* **PROVIDED DATA**:
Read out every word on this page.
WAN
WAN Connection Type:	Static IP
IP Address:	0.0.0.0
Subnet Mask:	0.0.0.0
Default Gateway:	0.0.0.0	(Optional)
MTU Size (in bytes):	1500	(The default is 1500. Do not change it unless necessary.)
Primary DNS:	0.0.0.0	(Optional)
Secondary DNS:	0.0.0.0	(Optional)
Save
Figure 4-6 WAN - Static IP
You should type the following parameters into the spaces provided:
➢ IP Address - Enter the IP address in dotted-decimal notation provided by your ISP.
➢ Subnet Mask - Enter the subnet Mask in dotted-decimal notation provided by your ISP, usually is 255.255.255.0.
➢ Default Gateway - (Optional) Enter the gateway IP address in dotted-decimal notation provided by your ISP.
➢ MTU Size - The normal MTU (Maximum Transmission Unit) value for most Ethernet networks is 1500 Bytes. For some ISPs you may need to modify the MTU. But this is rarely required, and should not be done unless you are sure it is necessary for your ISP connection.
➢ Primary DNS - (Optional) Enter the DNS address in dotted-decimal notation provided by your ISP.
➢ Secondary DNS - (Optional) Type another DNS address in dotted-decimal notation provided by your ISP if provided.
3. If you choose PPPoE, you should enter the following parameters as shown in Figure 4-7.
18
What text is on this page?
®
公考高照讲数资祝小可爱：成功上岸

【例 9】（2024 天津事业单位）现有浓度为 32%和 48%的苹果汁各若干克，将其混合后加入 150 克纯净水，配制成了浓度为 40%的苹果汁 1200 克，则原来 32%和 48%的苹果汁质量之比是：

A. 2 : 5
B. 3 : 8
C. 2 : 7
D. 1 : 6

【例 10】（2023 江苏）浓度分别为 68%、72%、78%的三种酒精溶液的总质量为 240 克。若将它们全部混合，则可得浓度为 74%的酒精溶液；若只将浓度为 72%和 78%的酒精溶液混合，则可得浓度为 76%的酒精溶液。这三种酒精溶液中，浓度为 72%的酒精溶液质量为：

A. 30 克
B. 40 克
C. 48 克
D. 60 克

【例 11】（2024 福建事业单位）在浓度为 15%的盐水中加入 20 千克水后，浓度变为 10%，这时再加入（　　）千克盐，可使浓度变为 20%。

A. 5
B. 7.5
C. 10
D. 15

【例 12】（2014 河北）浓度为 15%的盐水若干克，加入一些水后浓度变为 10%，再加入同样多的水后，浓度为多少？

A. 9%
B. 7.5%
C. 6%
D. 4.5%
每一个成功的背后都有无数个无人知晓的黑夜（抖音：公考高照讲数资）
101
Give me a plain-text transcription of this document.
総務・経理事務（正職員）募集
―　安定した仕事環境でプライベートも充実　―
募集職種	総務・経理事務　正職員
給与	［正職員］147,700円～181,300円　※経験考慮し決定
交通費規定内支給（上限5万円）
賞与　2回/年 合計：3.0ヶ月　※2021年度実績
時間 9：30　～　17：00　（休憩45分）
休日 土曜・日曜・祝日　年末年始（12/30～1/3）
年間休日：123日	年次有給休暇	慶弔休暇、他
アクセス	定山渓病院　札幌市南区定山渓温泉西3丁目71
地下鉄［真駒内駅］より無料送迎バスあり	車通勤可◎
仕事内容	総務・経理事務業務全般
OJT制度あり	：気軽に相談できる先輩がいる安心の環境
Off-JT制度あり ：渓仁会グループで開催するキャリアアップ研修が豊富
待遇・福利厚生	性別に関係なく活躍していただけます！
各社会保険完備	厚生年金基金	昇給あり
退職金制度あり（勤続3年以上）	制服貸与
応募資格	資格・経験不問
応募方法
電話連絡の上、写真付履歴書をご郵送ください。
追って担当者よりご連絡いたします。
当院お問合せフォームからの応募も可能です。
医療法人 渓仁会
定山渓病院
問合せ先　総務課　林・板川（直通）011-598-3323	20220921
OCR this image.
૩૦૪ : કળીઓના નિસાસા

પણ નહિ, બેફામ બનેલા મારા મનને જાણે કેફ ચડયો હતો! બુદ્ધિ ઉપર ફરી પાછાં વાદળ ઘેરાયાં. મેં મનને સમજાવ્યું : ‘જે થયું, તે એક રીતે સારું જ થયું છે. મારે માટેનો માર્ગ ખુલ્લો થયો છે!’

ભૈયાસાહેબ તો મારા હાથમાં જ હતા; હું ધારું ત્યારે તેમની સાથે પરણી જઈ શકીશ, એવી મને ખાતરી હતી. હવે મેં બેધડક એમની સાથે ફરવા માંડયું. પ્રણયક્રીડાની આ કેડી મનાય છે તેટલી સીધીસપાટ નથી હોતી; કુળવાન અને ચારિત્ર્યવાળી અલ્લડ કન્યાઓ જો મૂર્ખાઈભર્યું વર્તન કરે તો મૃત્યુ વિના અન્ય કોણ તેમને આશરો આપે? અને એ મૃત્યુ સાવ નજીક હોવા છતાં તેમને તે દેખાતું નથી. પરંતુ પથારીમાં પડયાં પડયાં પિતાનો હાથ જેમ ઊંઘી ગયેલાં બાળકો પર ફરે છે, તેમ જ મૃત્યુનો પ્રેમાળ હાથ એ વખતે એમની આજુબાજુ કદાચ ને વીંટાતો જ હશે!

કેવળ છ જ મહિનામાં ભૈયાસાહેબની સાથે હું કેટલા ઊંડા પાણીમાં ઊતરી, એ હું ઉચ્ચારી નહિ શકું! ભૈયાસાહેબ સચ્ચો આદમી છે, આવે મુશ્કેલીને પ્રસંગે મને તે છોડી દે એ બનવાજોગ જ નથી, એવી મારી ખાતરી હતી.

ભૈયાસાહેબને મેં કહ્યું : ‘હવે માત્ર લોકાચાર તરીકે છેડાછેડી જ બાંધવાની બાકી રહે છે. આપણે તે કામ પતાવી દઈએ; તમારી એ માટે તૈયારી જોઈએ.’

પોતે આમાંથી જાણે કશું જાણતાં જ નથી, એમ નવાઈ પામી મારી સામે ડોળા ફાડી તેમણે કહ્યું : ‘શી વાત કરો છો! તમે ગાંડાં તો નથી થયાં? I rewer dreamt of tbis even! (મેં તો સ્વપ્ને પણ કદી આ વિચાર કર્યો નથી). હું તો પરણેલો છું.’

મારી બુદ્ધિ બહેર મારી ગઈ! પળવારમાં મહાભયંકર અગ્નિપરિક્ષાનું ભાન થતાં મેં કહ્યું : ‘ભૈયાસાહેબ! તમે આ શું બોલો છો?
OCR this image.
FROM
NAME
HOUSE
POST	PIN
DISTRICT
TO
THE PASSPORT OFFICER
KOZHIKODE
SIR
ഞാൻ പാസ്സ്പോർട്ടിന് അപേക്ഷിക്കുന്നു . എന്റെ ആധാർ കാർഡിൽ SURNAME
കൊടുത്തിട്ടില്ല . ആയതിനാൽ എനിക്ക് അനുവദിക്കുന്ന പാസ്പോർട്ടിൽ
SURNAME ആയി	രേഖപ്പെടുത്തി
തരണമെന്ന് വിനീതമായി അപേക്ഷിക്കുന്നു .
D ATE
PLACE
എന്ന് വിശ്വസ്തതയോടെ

* **WORK REQUIRED**: Recopy the whole listing exactly.

* **OUTPUT FOR THIS TASK**:
Read out every word on this page.
WAN
WAN Connection Type:	Static IP
IP Address:	0.0.0.0
Subnet Mask:	0.0.0.0
Default Gateway:	0.0.0.0	(Optional)
MTU Size (in bytes):	1500	(The default is 1500. Do not change it unless necessary.)
Primary DNS:	0.0.0.0	(Optional)
Secondary DNS:	0.0.0.0	(Optional)
Save
Figure 4-6 WAN - Static IP
You should type the following parameters into the spaces provided:
➢ IP Address - Enter the IP address in dotted-decimal notation provided by your ISP.
➢ Subnet Mask - Enter the subnet Mask in dotted-decimal notation provided by your ISP, usually is 255.255.255.0.
➢ Default Gateway - (Optional) Enter the gateway IP address in dotted-decimal notation provided by your ISP.
➢ MTU Size - The normal MTU (Maximum Transmission Unit) value for most Ethernet networks is 1500 Bytes. For some ISPs you may need to modify the MTU. But this is rarely required, and should not be done unless you are sure it is necessary for your ISP connection.
➢ Primary DNS - (Optional) Enter the DNS address in dotted-decimal notation provided by your ISP.
➢ Secondary DNS - (Optional) Type another DNS address in dotted-decimal notation provided by your ISP if provided.
3. If you choose PPPoE, you should enter the following parameters as shown in Figure 4-7.
18
What text is on this page?
®
公考高照讲数资祝小可爱：成功上岸

【例 9】（2024 天津事业单位）现有浓度为 32%和 48%的苹果汁各若干克，将其混合后加入 150 克纯净水，配制成了浓度为 40%的苹果汁 1200 克，则原来 32%和 48%的苹果汁质量之比是：

A. 2 : 5
B. 3 : 8
C. 2 : 7
D. 1 : 6

【例 10】（2023 江苏）浓度分别为 68%、72%、78%的三种酒精溶液的总质量为 240 克。若将它们全部混合，则可得浓度为 74%的酒精溶液；若只将浓度为 72%和 78%的酒精溶液混合，则可得浓度为 76%的酒精溶液。这三种酒精溶液中，浓度为 72%的酒精溶液质量为：

A. 30 克
B. 40 克
C. 48 克
D. 60 克

【例 11】（2024 福建事业单位）在浓度为 15%的盐水中加入 20 千克水后，浓度变为 10%，这时再加入（　　）千克盐，可使浓度变为 20%。

A. 5
B. 7.5
C. 10
D. 15

【例 12】（2014 河北）浓度为 15%的盐水若干克，加入一些水后浓度变为 10%，再加入同样多的水后，浓度为多少？

A. 9%
B. 7.5%
C. 6%
D. 4.5%
每一个成功的背后都有无数个无人知晓的黑夜（抖音：公考高照讲数资）
101
Give me a plain-text transcription of this document.
総務・経理事務（正職員）募集
―　安定した仕事環境でプライベートも充実　―
募集職種	総務・経理事務　正職員
給与	［正職員］147,700円～181,300円　※経験考慮し決定
交通費規定内支給（上限5万円）
賞与　2回/年 合計：3.0ヶ月　※2021年度実績
時間 9：30　～　17：00　（休憩45分）
休日 土曜・日曜・祝日　年末年始（12/30～1/3）
年間休日：123日	年次有給休暇	慶弔休暇、他
アクセス	定山渓病院　札幌市南区定山渓温泉西3丁目71
地下鉄［真駒内駅］より無料送迎バスあり	車通勤可◎
仕事内容	総務・経理事務業務全般
OJT制度あり	：気軽に相談できる先輩がいる安心の環境
Off-JT制度あり ：渓仁会グループで開催するキャリアアップ研修が豊富
待遇・福利厚生	性別に関係なく活躍していただけます！
各社会保険完備	厚生年金基金	昇給あり
退職金制度あり（勤続3年以上）	制服貸与
応募資格	資格・経験不問
応募方法
電話連絡の上、写真付履歴書をご郵送ください。
追って担当者よりご連絡いたします。
当院お問合せフォームからの応募も可能です。
医療法人 渓仁会
定山渓病院
問合せ先　総務課　林・板川（直通）011-598-3323	20220921
OCR this image.
૩૦૪ : કળીઓના નિસાસા

પણ નહિ, બેફામ બનેલા મારા મનને જાણે કેફ ચડયો હતો! બુદ્ધિ ઉપર ફરી પાછાં વાદળ ઘેરાયાં. મેં મનને સમજાવ્યું : ‘જે થયું, તે એક રીતે સારું જ થયું છે. મારે માટેનો માર્ગ ખુલ્લો થયો છે!’

ભૈયાસાહેબ તો મારા હાથમાં જ હતા; હું ધારું ત્યારે તેમની સાથે પરણી જઈ શકીશ, એવી મને ખાતરી હતી. હવે મેં બેધડક એમની સાથે ફરવા માંડયું. પ્રણયક્રીડાની આ કેડી મનાય છે તેટલી સીધીસપાટ નથી હોતી; કુળવાન અને ચારિત્ર્યવાળી અલ્લડ કન્યાઓ જો મૂર્ખાઈભર્યું વર્તન કરે તો મૃત્યુ વિના અન્ય કોણ તેમને આશરો આપે? અને એ મૃત્યુ સાવ નજીક હોવા છતાં તેમને તે દેખાતું નથી. પરંતુ પથારીમાં પડયાં પડયાં પિતાનો હાથ જેમ ઊંઘી ગયેલાં બાળકો પર ફરે છે, તેમ જ મૃત્યુનો પ્રેમાળ હાથ એ વખતે એમની આજુબાજુ કદાચ ને વીંટાતો જ હશે!

કેવળ છ જ મહિનામાં ભૈયાસાહેબની સાથે હું કેટલા ઊંડા પાણીમાં ઊતરી, એ હું ઉચ્ચારી નહિ શકું! ભૈયાસાહેબ સચ્ચો આદમી છે, આવે મુશ્કેલીને પ્રસંગે મને તે છોડી દે એ બનવાજોગ જ નથી, એવી મારી ખાતરી હતી.

ભૈયાસાહેબને મેં કહ્યું : ‘હવે માત્ર લોકાચાર તરીકે છેડાછેડી જ બાંધવાની બાકી રહે છે. આપણે તે કામ પતાવી દઈએ; તમારી એ માટે તૈયારી જોઈએ.’

પોતે આમાંથી જાણે કશું જાણતાં જ નથી, એમ નવાઈ પામી મારી સામે ડોળા ફાડી તેમણે કહ્યું : ‘શી વાત કરો છો! તમે ગાંડાં તો નથી થયાં? I rewer dreamt of tbis even! (મેં તો સ્વપ્ને પણ કદી આ વિચાર કર્યો નથી). હું તો પરણેલો છું.’

મારી બુદ્ધિ બહેર મારી ગઈ! પળવારમાં મહાભયંકર અગ્નિપરિક્ષાનું ભાન થતાં મેં કહ્યું : ‘ભૈયાસાહેબ! તમે આ શું બોલો છો?
OCR this image.
FROM
NAME
HOUSE
POST	PIN
DISTRICT
TO
THE PASSPORT OFFICER
KOZHIKODE
SIR
ഞാൻ പാസ്സ്പോർട്ടിന് അപേക്ഷിക്കുന്നു . എന്റെ ആധാർ കാർഡിൽ SURNAME
കൊടുത്തിട്ടില്ല . ആയതിനാൽ എനിക്ക് അനുവദിക്കുന്ന പാസ്പോർട്ടിൽ
SURNAME ആയി	രേഖപ്പെടുത്തി
തരണമെന്ന് വിനീതമായി അപേക്ഷിക്കുന്നു .
D ATE
PLACE
എന്ന് വിശ്വസ്തതയോടെ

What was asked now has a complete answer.